In your copy, leave out the pictures and repeat the entries below exactly.

--- BEGIN ---

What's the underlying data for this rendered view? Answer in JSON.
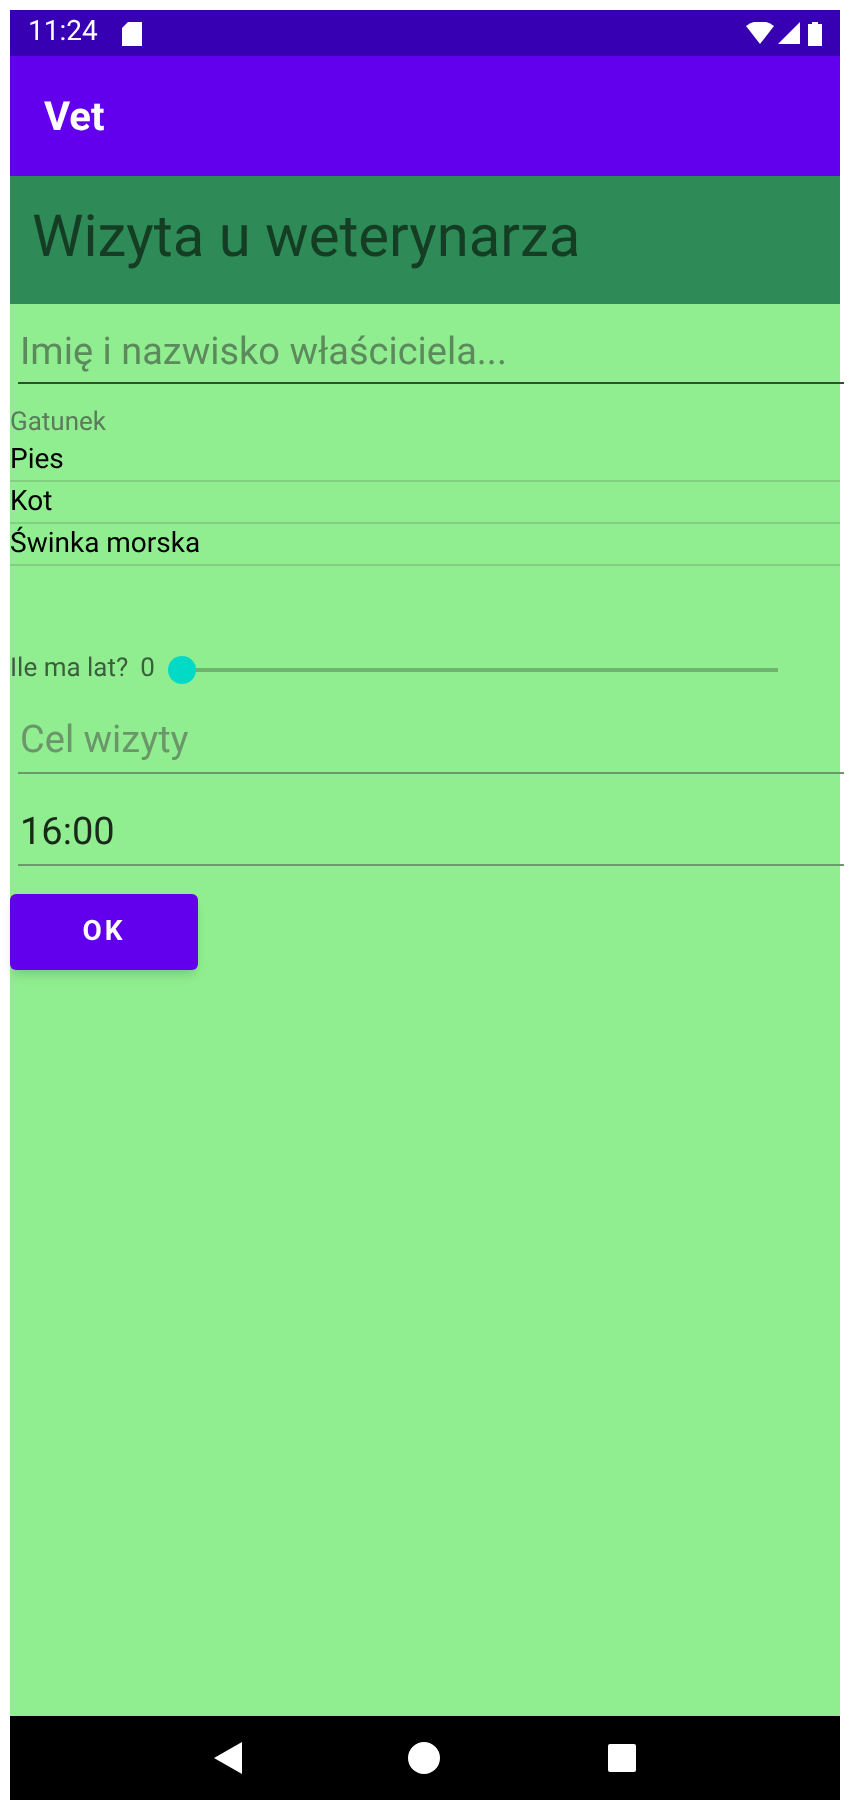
{
  "status_bar": {
    "time": "11:24"
  },
  "app_bar": {
    "title": "Vet"
  },
  "header": {
    "title": "Wizyta u weterynarza"
  },
  "owner_field": {
    "placeholder": "Imię i nazwisko właściciela..."
  },
  "species": {
    "label": "Gatunek",
    "items": [
      {
        "label": "Pies"
      },
      {
        "label": "Kot"
      },
      {
        "label": "Świnka morska"
      }
    ]
  },
  "age": {
    "label": "Ile ma lat?",
    "value": "0",
    "level": 0
  },
  "purpose_field": {
    "placeholder": "Cel wizyty"
  },
  "time_field": {
    "value": "16:00"
  },
  "ok_button": {
    "label": "OK"
  }
}
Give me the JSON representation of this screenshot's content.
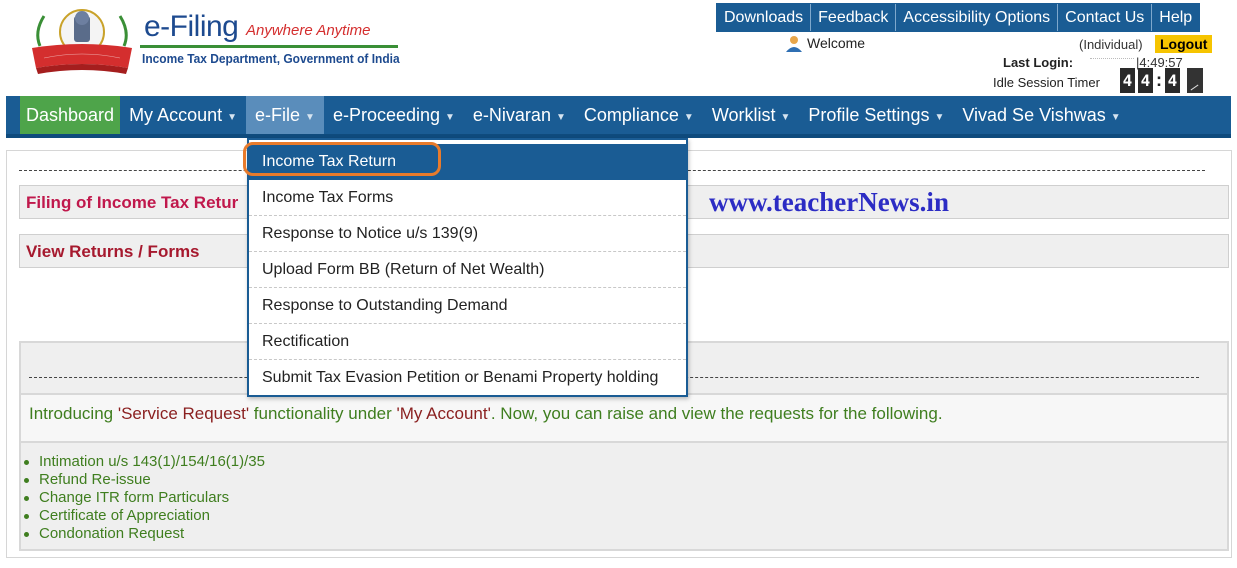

--- END ---

» PROBLEM SOLUTION:
What's the underlying data for this rendered view? Answer in JSON.
{
  "status_bar": {
    "time": "11:24"
  },
  "app_bar": {
    "title": "Vet"
  },
  "header": {
    "title": "Wizyta u weterynarza"
  },
  "owner_field": {
    "placeholder": "Imię i nazwisko właściciela..."
  },
  "species": {
    "label": "Gatunek",
    "items": [
      {
        "label": "Pies"
      },
      {
        "label": "Kot"
      },
      {
        "label": "Świnka morska"
      }
    ]
  },
  "age": {
    "label": "Ile ma lat?",
    "value": "0",
    "level": 0
  },
  "purpose_field": {
    "placeholder": "Cel wizyty"
  },
  "time_field": {
    "value": "16:00"
  },
  "ok_button": {
    "label": "OK"
  }
}
Give me the JSON representation of this screenshot's content.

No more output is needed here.